_Short problem_
Each entry below should be echoed exactly, with pictures omitted.

_Supplied material_
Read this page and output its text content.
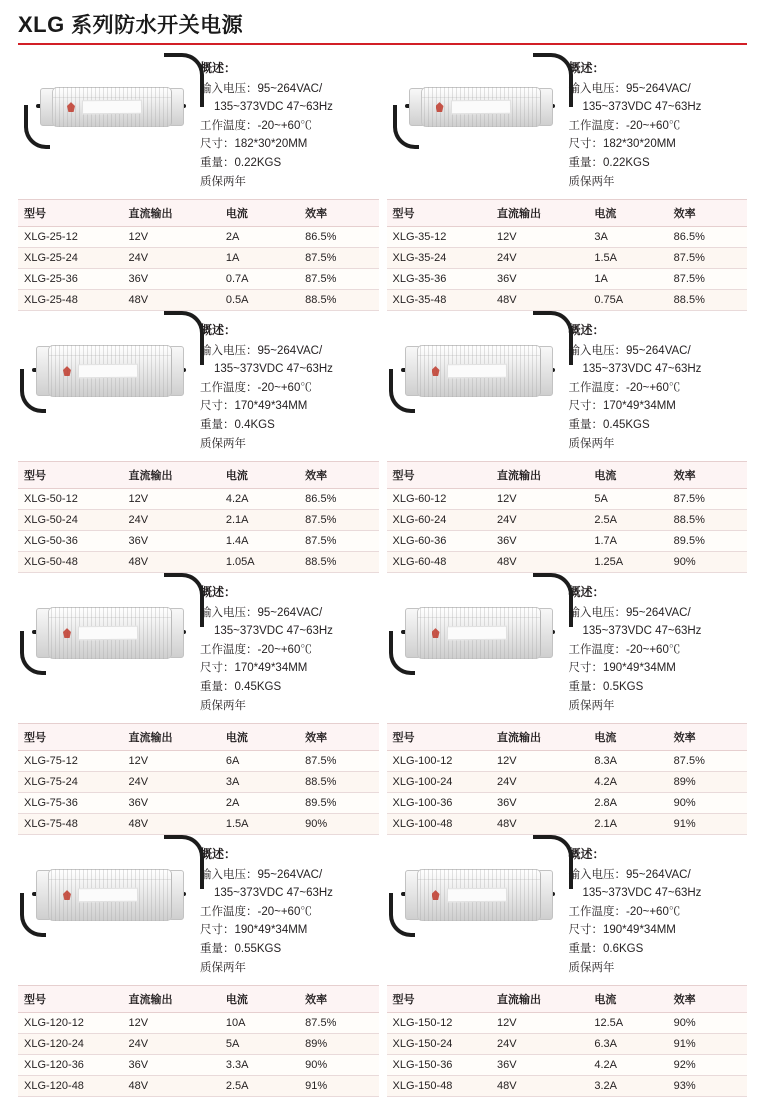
XLG 系列防水开关电源
概述：
输入电压：95~264VAC/
135~373VDC 47~63Hz
工作温度：-20~+60℃
尺寸：182*30*20MM
重量：0.22KGS
质保两年
型号	直流输出	电流	效率
XLG-25-12	12V	2A	86.5%
XLG-25-24	24V	1A	87.5%
XLG-25-36	36V	0.7A	87.5%
XLG-25-48	48V	0.5A	88.5%
概述：
输入电压：95~264VAC/
135~373VDC 47~63Hz
工作温度：-20~+60℃
尺寸：182*30*20MM
重量：0.22KGS
质保两年
型号	直流输出	电流	效率
XLG-35-12	12V	3A	86.5%
XLG-35-24	24V	1.5A	87.5%
XLG-35-36	36V	1A	87.5%
XLG-35-48	48V	0.75A	88.5%
概述：
输入电压：95~264VAC/
135~373VDC 47~63Hz
工作温度：-20~+60℃
尺寸：170*49*34MM
重量：0.4KGS
质保两年
型号	直流输出	电流	效率
XLG-50-12	12V	4.2A	86.5%
XLG-50-24	24V	2.1A	87.5%
XLG-50-36	36V	1.4A	87.5%
XLG-50-48	48V	1.05A	88.5%
概述：
输入电压：95~264VAC/
135~373VDC 47~63Hz
工作温度：-20~+60℃
尺寸：170*49*34MM
重量：0.45KGS
质保两年
型号	直流输出	电流	效率
XLG-60-12	12V	5A	87.5%
XLG-60-24	24V	2.5A	88.5%
XLG-60-36	36V	1.7A	89.5%
XLG-60-48	48V	1.25A	90%
概述：
输入电压：95~264VAC/
135~373VDC 47~63Hz
工作温度：-20~+60℃
尺寸：170*49*34MM
重量：0.45KGS
质保两年
型号	直流输出	电流	效率
XLG-75-12	12V	6A	87.5%
XLG-75-24	24V	3A	88.5%
XLG-75-36	36V	2A	89.5%
XLG-75-48	48V	1.5A	90%
概述：
输入电压：95~264VAC/
135~373VDC 47~63Hz
工作温度：-20~+60℃
尺寸：190*49*34MM
重量：0.5KGS
质保两年
型号	直流输出	电流	效率
XLG-100-12	12V	8.3A	87.5%
XLG-100-24	24V	4.2A	89%
XLG-100-36	36V	2.8A	90%
XLG-100-48	48V	2.1A	91%
概述：
输入电压：95~264VAC/
135~373VDC 47~63Hz
工作温度：-20~+60℃
尺寸：190*49*34MM
重量：0.55KGS
质保两年
型号	直流输出	电流	效率
XLG-120-12	12V	10A	87.5%
XLG-120-24	24V	5A	89%
XLG-120-36	36V	3.3A	90%
XLG-120-48	48V	2.5A	91%
概述：
输入电压：95~264VAC/
135~373VDC 47~63Hz
工作温度：-20~+60℃
尺寸：190*49*34MM
重量：0.6KGS
质保两年
型号	直流输出	电流	效率
XLG-150-12	12V	12.5A	90%
XLG-150-24	24V	6.3A	91%
XLG-150-36	36V	4.2A	92%
XLG-150-48	48V	3.2A	93%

_Reply to the task_
Read this page and output its text content.
XLG 系列防水开关电源
概述：
输入电压：95~264VAC/
135~373VDC 47~63Hz
工作温度：-20~+60℃
尺寸：182*30*20MM
重量：0.22KGS
质保两年
型号	直流输出	电流	效率
XLG-25-12	12V	2A	86.5%
XLG-25-24	24V	1A	87.5%
XLG-25-36	36V	0.7A	87.5%
XLG-25-48	48V	0.5A	88.5%
概述：
输入电压：95~264VAC/
135~373VDC 47~63Hz
工作温度：-20~+60℃
尺寸：182*30*20MM
重量：0.22KGS
质保两年
型号	直流输出	电流	效率
XLG-35-12	12V	3A	86.5%
XLG-35-24	24V	1.5A	87.5%
XLG-35-36	36V	1A	87.5%
XLG-35-48	48V	0.75A	88.5%
概述：
输入电压：95~264VAC/
135~373VDC 47~63Hz
工作温度：-20~+60℃
尺寸：170*49*34MM
重量：0.4KGS
质保两年
型号	直流输出	电流	效率
XLG-50-12	12V	4.2A	86.5%
XLG-50-24	24V	2.1A	87.5%
XLG-50-36	36V	1.4A	87.5%
XLG-50-48	48V	1.05A	88.5%
概述：
输入电压：95~264VAC/
135~373VDC 47~63Hz
工作温度：-20~+60℃
尺寸：170*49*34MM
重量：0.45KGS
质保两年
型号	直流输出	电流	效率
XLG-60-12	12V	5A	87.5%
XLG-60-24	24V	2.5A	88.5%
XLG-60-36	36V	1.7A	89.5%
XLG-60-48	48V	1.25A	90%
概述：
输入电压：95~264VAC/
135~373VDC 47~63Hz
工作温度：-20~+60℃
尺寸：170*49*34MM
重量：0.45KGS
质保两年
型号	直流输出	电流	效率
XLG-75-12	12V	6A	87.5%
XLG-75-24	24V	3A	88.5%
XLG-75-36	36V	2A	89.5%
XLG-75-48	48V	1.5A	90%
概述：
输入电压：95~264VAC/
135~373VDC 47~63Hz
工作温度：-20~+60℃
尺寸：190*49*34MM
重量：0.5KGS
质保两年
型号	直流输出	电流	效率
XLG-100-12	12V	8.3A	87.5%
XLG-100-24	24V	4.2A	89%
XLG-100-36	36V	2.8A	90%
XLG-100-48	48V	2.1A	91%
概述：
输入电压：95~264VAC/
135~373VDC 47~63Hz
工作温度：-20~+60℃
尺寸：190*49*34MM
重量：0.55KGS
质保两年
型号	直流输出	电流	效率
XLG-120-12	12V	10A	87.5%
XLG-120-24	24V	5A	89%
XLG-120-36	36V	3.3A	90%
XLG-120-48	48V	2.5A	91%
概述：
输入电压：95~264VAC/
135~373VDC 47~63Hz
工作温度：-20~+60℃
尺寸：190*49*34MM
重量：0.6KGS
质保两年
型号	直流输出	电流	效率
XLG-150-12	12V	12.5A	90%
XLG-150-24	24V	6.3A	91%
XLG-150-36	36V	4.2A	92%
XLG-150-48	48V	3.2A	93%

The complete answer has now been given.